**Stated goal:**
The listing below should be printed exactly, every line of it. Skip the pictures.

· · · ·

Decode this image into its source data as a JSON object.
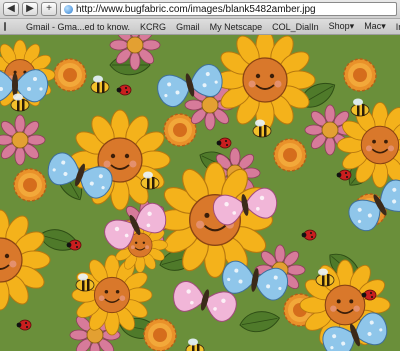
{
  "toolbar": {
    "back_glyph": "◀",
    "forward_glyph": "▶",
    "new_tab_glyph": "+",
    "url": "http://www.bugfabric.com/images/blank5482amber.jpg"
  },
  "bookmarks": {
    "items": [
      {
        "label": "Gmail - Gma...ed to know."
      },
      {
        "label": "KCRG"
      },
      {
        "label": "Gmail"
      },
      {
        "label": "My Netscape"
      },
      {
        "label": "COL_DialIn"
      },
      {
        "label": "Shop▾"
      },
      {
        "label": "Mac▾"
      },
      {
        "label": "In"
      }
    ]
  },
  "content": {
    "image_name": "fabric-print-image",
    "colors": {
      "leaf": "#4f7a2a",
      "sunflower_petal": "#f4b21b",
      "sunflower_face": "#d9782b",
      "daisy_pink": "#d77b9a",
      "butterfly_blue": "#8fc6ea",
      "butterfly_pink": "#f1b6d8",
      "ladybug": "#c81f1f"
    }
  }
}
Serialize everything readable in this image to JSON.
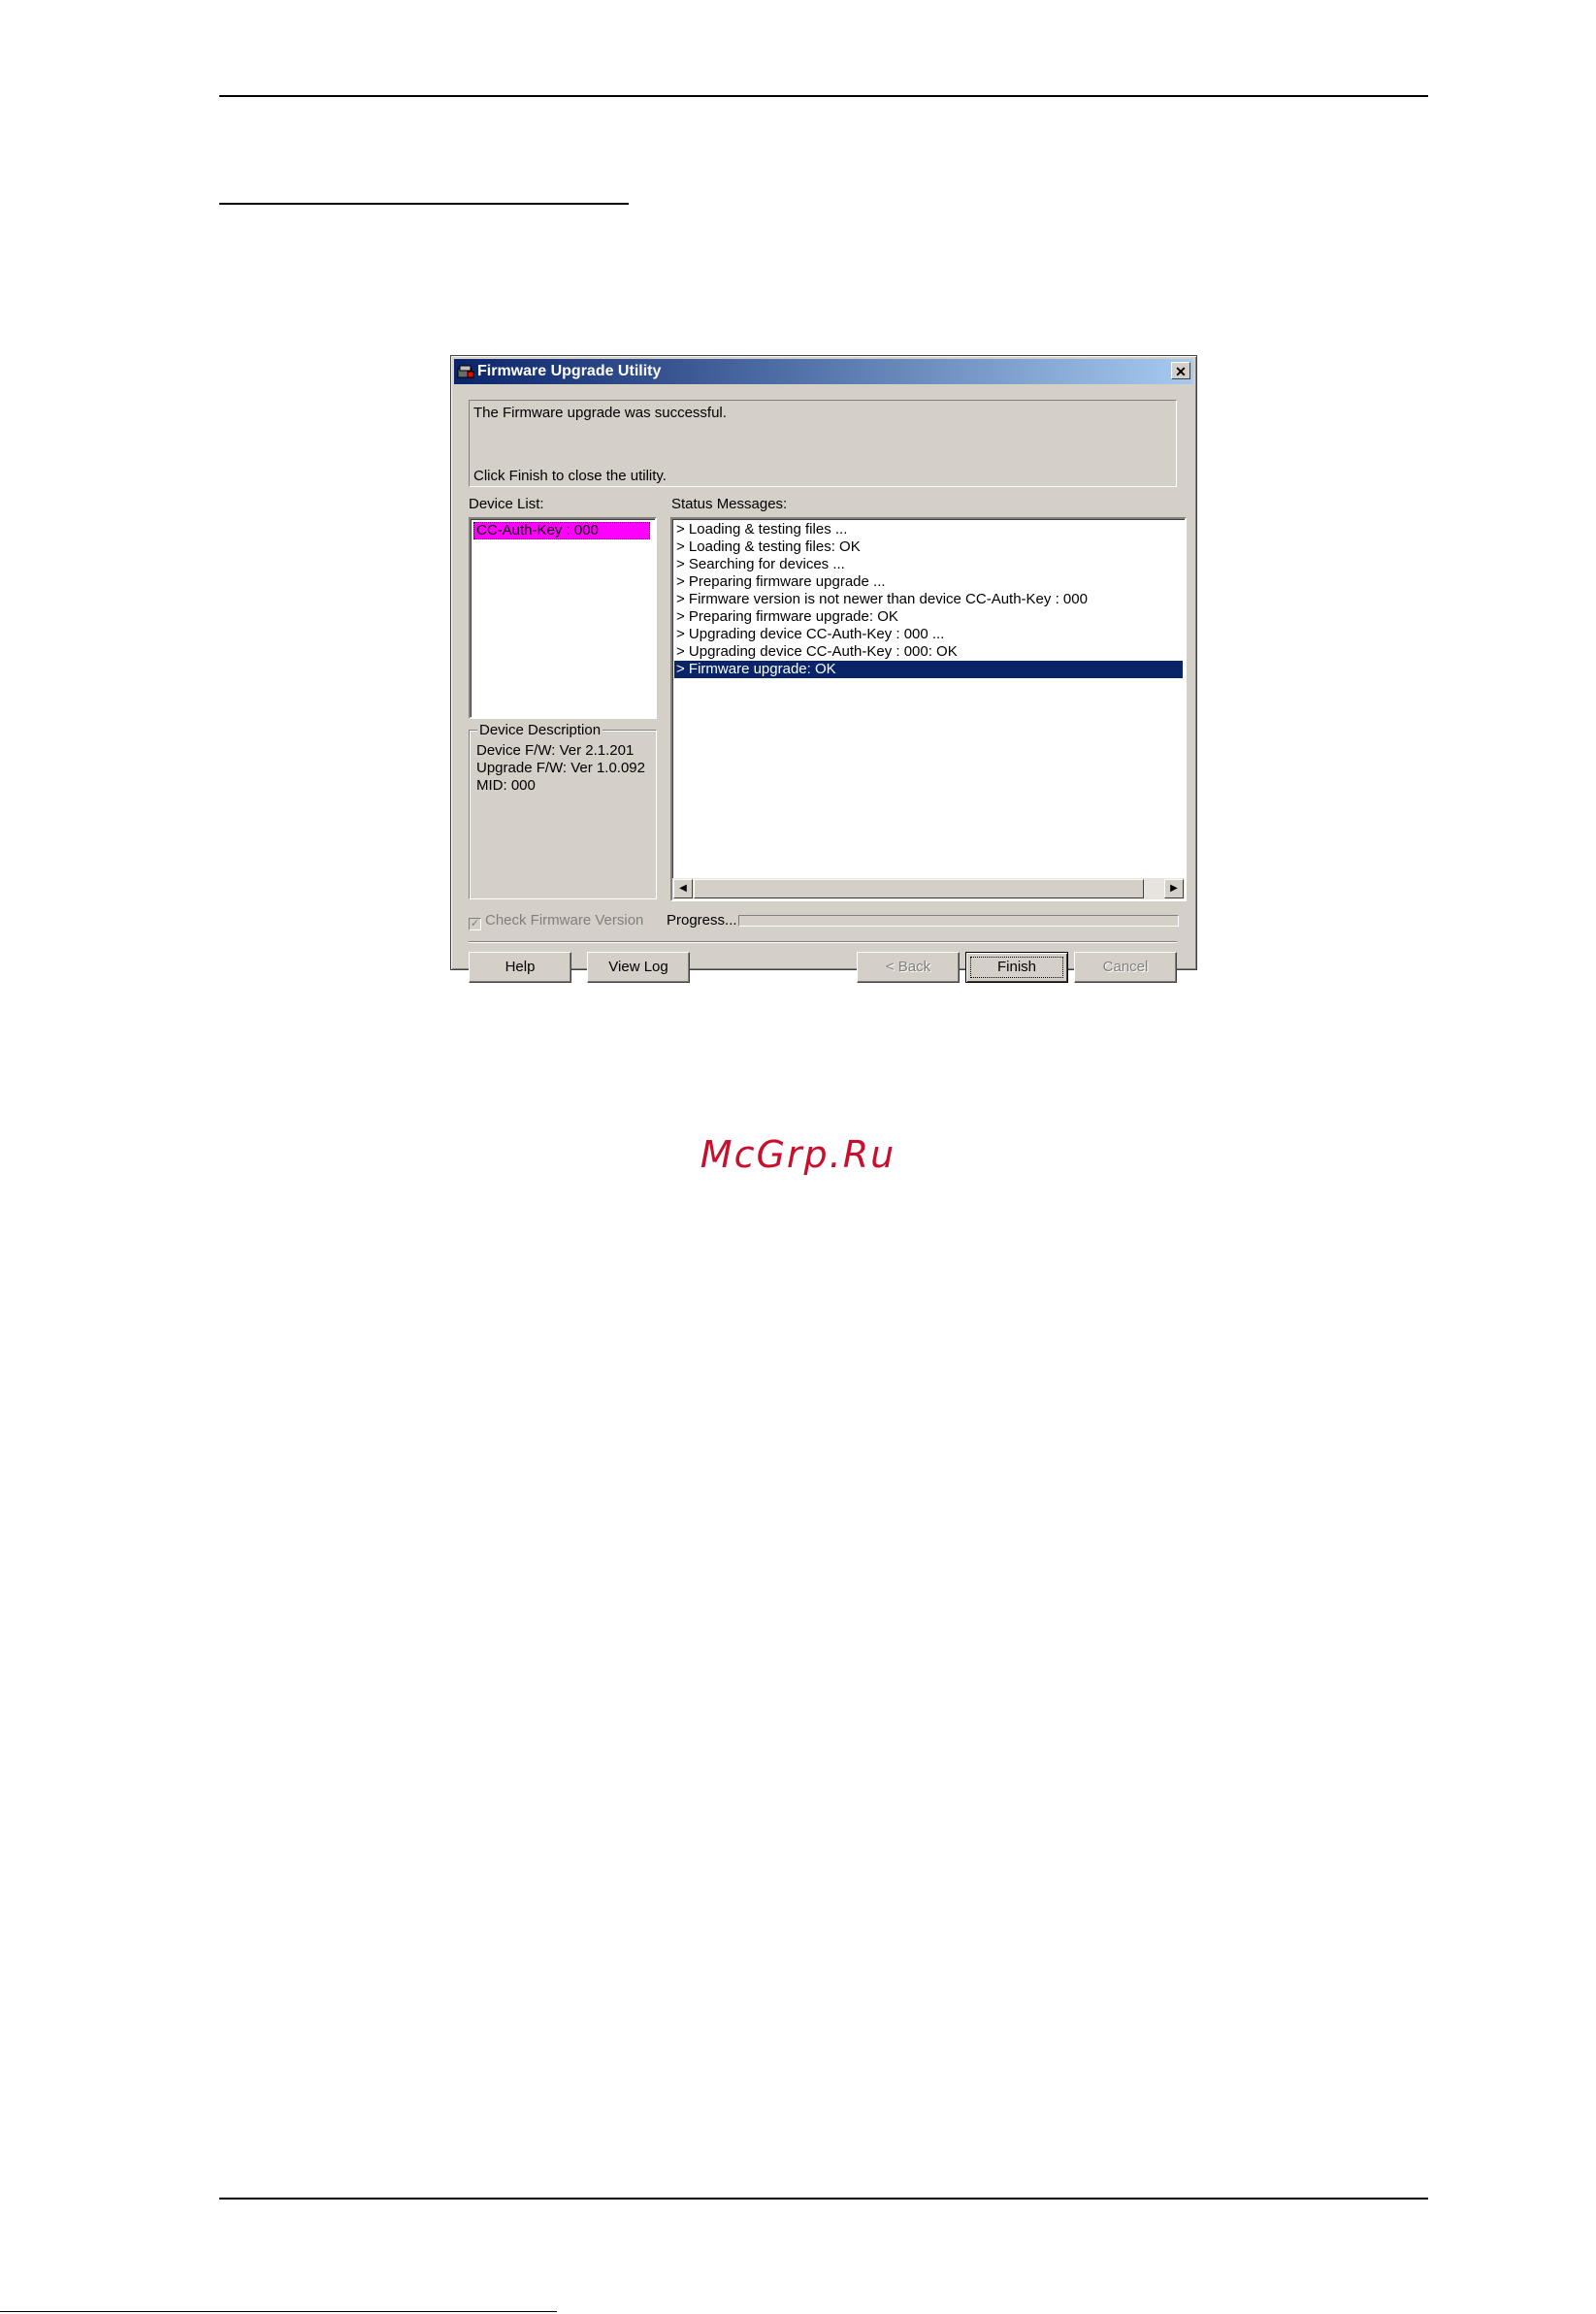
{
  "watermark": "McGrp.Ru",
  "dialog": {
    "title": "Firmware Upgrade Utility",
    "close_glyph": "✕",
    "message_line1": "The Firmware upgrade was successful.",
    "message_line2": "Click Finish to close the utility.",
    "device_list_label": "Device List:",
    "device_items": [
      "CC-Auth-Key : 000"
    ],
    "device_description": {
      "legend": "Device Description",
      "lines": [
        "Device F/W: Ver 2.1.201",
        "Upgrade F/W: Ver 1.0.092",
        "MID: 000"
      ]
    },
    "status_label": "Status Messages:",
    "status_messages": [
      "> Loading & testing files ...",
      "> Loading & testing files: OK",
      "> Searching for devices ...",
      "> Preparing firmware upgrade ...",
      "> Firmware version is not newer than device CC-Auth-Key : 000",
      "> Preparing firmware upgrade: OK",
      "> Upgrading device CC-Auth-Key : 000 ...",
      "> Upgrading device CC-Auth-Key : 000: OK",
      "> Firmware upgrade: OK"
    ],
    "selected_status_index": 8,
    "check_firmware_label": "Check Firmware Version",
    "check_firmware_checked": true,
    "progress_label": "Progress...",
    "progress_value": 0,
    "buttons": {
      "help": "Help",
      "view_log": "View Log",
      "back": "< Back",
      "finish": "Finish",
      "cancel": "Cancel"
    }
  },
  "colors": {
    "dialog_face": "#d4d0c8",
    "title_start": "#0a246a",
    "title_end": "#a6caf0",
    "device_highlight": "#ff00ff",
    "selection": "#0a246a",
    "watermark": "#c8102e"
  }
}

· · · ·

**Final answer:**
Decode this image into its source data as a JSON object.
{
  "toolbar": {
    "back_glyph": "◀",
    "forward_glyph": "▶",
    "new_tab_glyph": "+",
    "url": "http://www.bugfabric.com/images/blank5482amber.jpg"
  },
  "bookmarks": {
    "items": [
      {
        "label": "Gmail - Gma...ed to know."
      },
      {
        "label": "KCRG"
      },
      {
        "label": "Gmail"
      },
      {
        "label": "My Netscape"
      },
      {
        "label": "COL_DialIn"
      },
      {
        "label": "Shop▾"
      },
      {
        "label": "Mac▾"
      },
      {
        "label": "In"
      }
    ]
  },
  "content": {
    "image_name": "fabric-print-image",
    "colors": {
      "leaf": "#4f7a2a",
      "sunflower_petal": "#f4b21b",
      "sunflower_face": "#d9782b",
      "daisy_pink": "#d77b9a",
      "butterfly_blue": "#8fc6ea",
      "butterfly_pink": "#f1b6d8",
      "ladybug": "#c81f1f"
    }
  }
}
Serialize everything readable in this image to JSON.
{
  "watermark": "McGrp.Ru",
  "dialog": {
    "title": "Firmware Upgrade Utility",
    "close_glyph": "✕",
    "message_line1": "The Firmware upgrade was successful.",
    "message_line2": "Click Finish to close the utility.",
    "device_list_label": "Device List:",
    "device_items": [
      "CC-Auth-Key : 000"
    ],
    "device_description": {
      "legend": "Device Description",
      "lines": [
        "Device F/W: Ver 2.1.201",
        "Upgrade F/W: Ver 1.0.092",
        "MID: 000"
      ]
    },
    "status_label": "Status Messages:",
    "status_messages": [
      "> Loading & testing files ...",
      "> Loading & testing files: OK",
      "> Searching for devices ...",
      "> Preparing firmware upgrade ...",
      "> Firmware version is not newer than device CC-Auth-Key : 000",
      "> Preparing firmware upgrade: OK",
      "> Upgrading device CC-Auth-Key : 000 ...",
      "> Upgrading device CC-Auth-Key : 000: OK",
      "> Firmware upgrade: OK"
    ],
    "selected_status_index": 8,
    "check_firmware_label": "Check Firmware Version",
    "check_firmware_checked": true,
    "progress_label": "Progress...",
    "progress_value": 0,
    "buttons": {
      "help": "Help",
      "view_log": "View Log",
      "back": "< Back",
      "finish": "Finish",
      "cancel": "Cancel"
    }
  },
  "colors": {
    "dialog_face": "#d4d0c8",
    "title_start": "#0a246a",
    "title_end": "#a6caf0",
    "device_highlight": "#ff00ff",
    "selection": "#0a246a",
    "watermark": "#c8102e"
  }
}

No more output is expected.